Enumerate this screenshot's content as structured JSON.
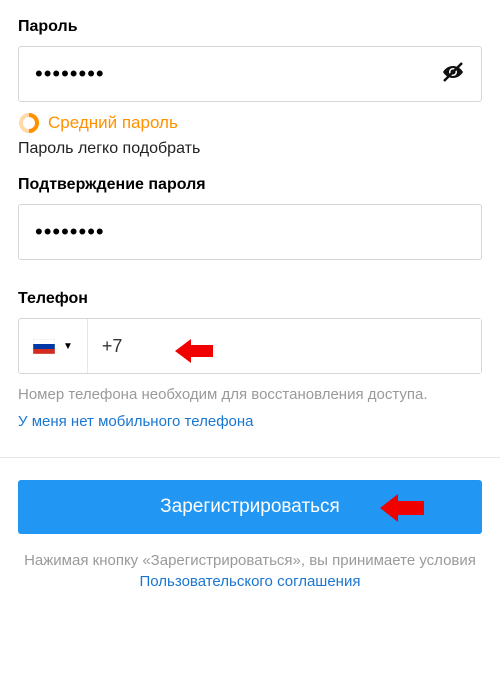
{
  "password": {
    "label": "Пароль",
    "value": "••••••••",
    "strength_text": "Средний пароль",
    "hint": "Пароль легко подобрать"
  },
  "confirm": {
    "label": "Подтверждение пароля",
    "value": "••••••••"
  },
  "phone": {
    "label": "Телефон",
    "prefix": "+7",
    "help": "Номер телефона необходим для восстановления доступа.",
    "no_phone_link": "У меня нет мобильного телефона"
  },
  "submit": {
    "label": "Зарегистрироваться"
  },
  "footer": {
    "text_before": "Нажимая кнопку «Зарегистрироваться», вы принимаете условия ",
    "link": "Пользовательского соглашения"
  }
}
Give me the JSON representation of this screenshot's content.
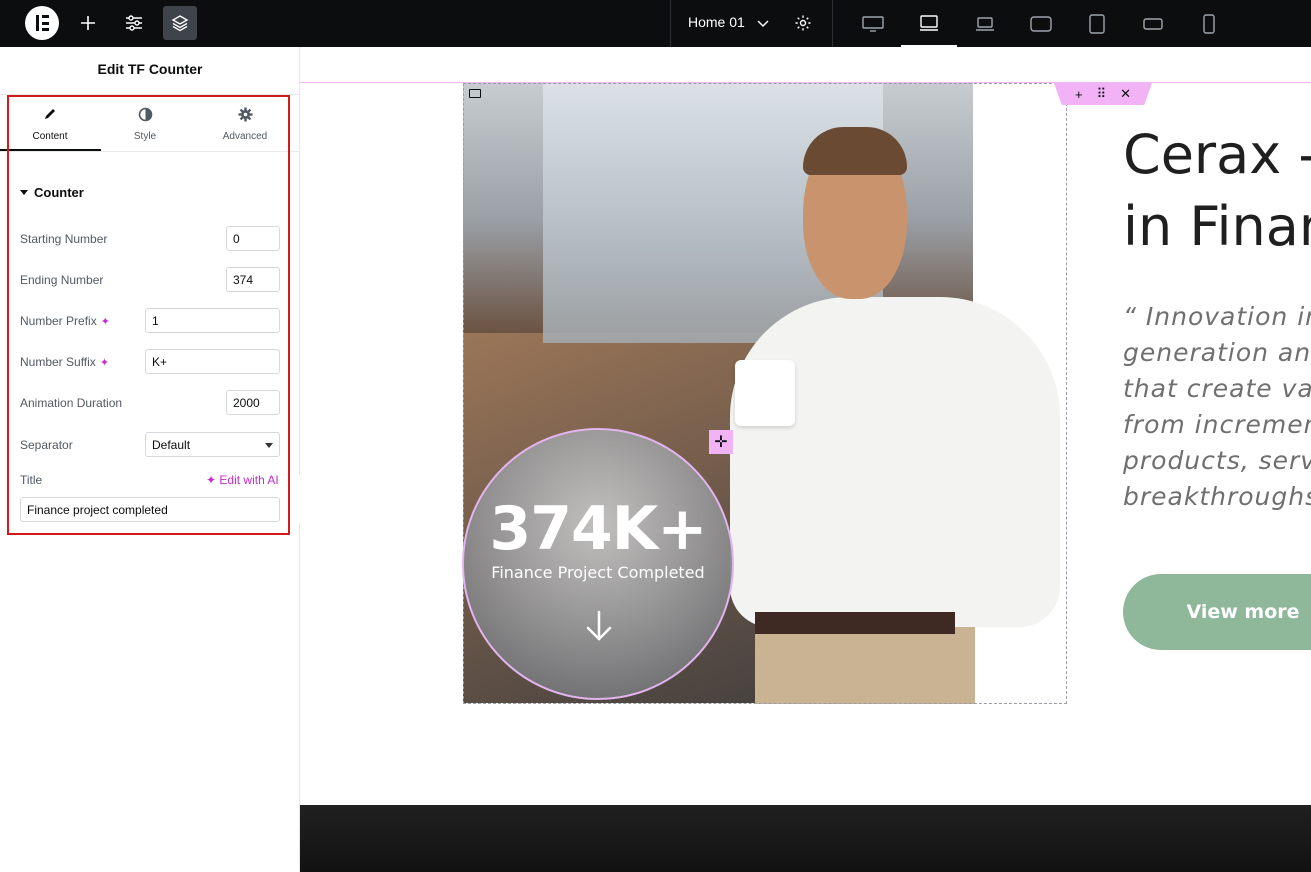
{
  "topbar": {
    "page_name": "Home 01"
  },
  "panel": {
    "title": "Edit TF Counter",
    "tabs": [
      {
        "label": "Content",
        "icon": "pencil-icon"
      },
      {
        "label": "Style",
        "icon": "half-circle-icon"
      },
      {
        "label": "Advanced",
        "icon": "gear-icon"
      }
    ],
    "section": "Counter",
    "fields": {
      "starting_number": {
        "label": "Starting Number",
        "value": "0"
      },
      "ending_number": {
        "label": "Ending Number",
        "value": "374"
      },
      "number_prefix": {
        "label": "Number Prefix",
        "value": "1"
      },
      "number_suffix": {
        "label": "Number Suffix",
        "value": "K+"
      },
      "animation_duration": {
        "label": "Animation Duration",
        "value": "2000"
      },
      "separator": {
        "label": "Separator",
        "value": "Default"
      },
      "title": {
        "label": "Title",
        "value": "Finance project completed",
        "ai_label": "Edit with AI"
      }
    }
  },
  "canvas": {
    "counter_value": "374K+",
    "counter_title": "Finance Project Completed",
    "heading_line1": "Cerax -",
    "heading_line2": "in Finan",
    "quote_lines": [
      "“ Innovation in",
      "generation an",
      "that create va",
      "from incremen",
      "products, serv",
      "breakthroughs"
    ],
    "button_label": "View more"
  },
  "colors": {
    "accent_pink": "#f1b3f5",
    "ai_purple": "#c22dcc",
    "button_green": "#8fb89a",
    "highlight_red": "#d31919"
  }
}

++++

:: Exercise task ::
Filter out every line that lacks the word "JSON", and copy the rest.

:: Finished task ::
Enumerate this screenshot's content as structured JSON.
Give me the JSON representation of this screenshot's content.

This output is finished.